» **Exercise aim**: Search the data below for "probably"; list each line that holds it.

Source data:

+ + +

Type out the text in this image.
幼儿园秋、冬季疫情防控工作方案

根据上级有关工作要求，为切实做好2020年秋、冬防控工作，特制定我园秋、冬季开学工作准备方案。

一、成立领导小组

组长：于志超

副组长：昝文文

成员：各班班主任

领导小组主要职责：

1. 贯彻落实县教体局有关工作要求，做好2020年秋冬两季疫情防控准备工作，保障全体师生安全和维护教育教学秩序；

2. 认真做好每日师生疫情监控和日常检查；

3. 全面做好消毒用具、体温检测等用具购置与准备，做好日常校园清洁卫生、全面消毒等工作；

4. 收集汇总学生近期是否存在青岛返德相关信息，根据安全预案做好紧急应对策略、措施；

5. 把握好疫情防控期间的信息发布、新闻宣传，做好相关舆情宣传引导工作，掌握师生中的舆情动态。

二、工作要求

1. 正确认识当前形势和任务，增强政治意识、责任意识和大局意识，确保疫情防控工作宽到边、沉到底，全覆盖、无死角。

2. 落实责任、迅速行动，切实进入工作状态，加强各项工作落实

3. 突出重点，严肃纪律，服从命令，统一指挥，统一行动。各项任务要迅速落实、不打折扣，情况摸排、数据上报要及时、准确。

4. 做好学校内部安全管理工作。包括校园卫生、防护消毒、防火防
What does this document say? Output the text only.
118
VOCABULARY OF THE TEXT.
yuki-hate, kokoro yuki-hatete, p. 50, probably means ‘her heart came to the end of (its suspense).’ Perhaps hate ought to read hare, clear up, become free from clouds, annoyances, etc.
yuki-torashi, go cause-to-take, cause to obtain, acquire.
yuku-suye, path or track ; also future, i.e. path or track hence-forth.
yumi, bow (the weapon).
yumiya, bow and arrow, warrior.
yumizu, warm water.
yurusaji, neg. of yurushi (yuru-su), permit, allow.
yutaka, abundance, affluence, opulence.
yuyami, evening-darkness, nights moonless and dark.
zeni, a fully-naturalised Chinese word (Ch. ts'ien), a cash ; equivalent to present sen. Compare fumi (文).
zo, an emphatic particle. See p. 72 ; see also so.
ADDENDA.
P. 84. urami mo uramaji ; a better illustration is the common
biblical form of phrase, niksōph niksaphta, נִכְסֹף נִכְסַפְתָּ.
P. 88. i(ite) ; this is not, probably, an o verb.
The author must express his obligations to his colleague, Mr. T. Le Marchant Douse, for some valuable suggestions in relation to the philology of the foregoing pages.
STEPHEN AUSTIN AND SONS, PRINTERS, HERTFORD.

+ + +

» **Solved exercise**:
yuki-hate, kokoro yuki-hatete, p. 50, probably means ‘her heart came to the end of (its suspense).’ Perhaps hate ought to read hare, clear up, become free from clouds, annoyances, etc.
P. 88. i(ite) ; this is not, probably, an o verb.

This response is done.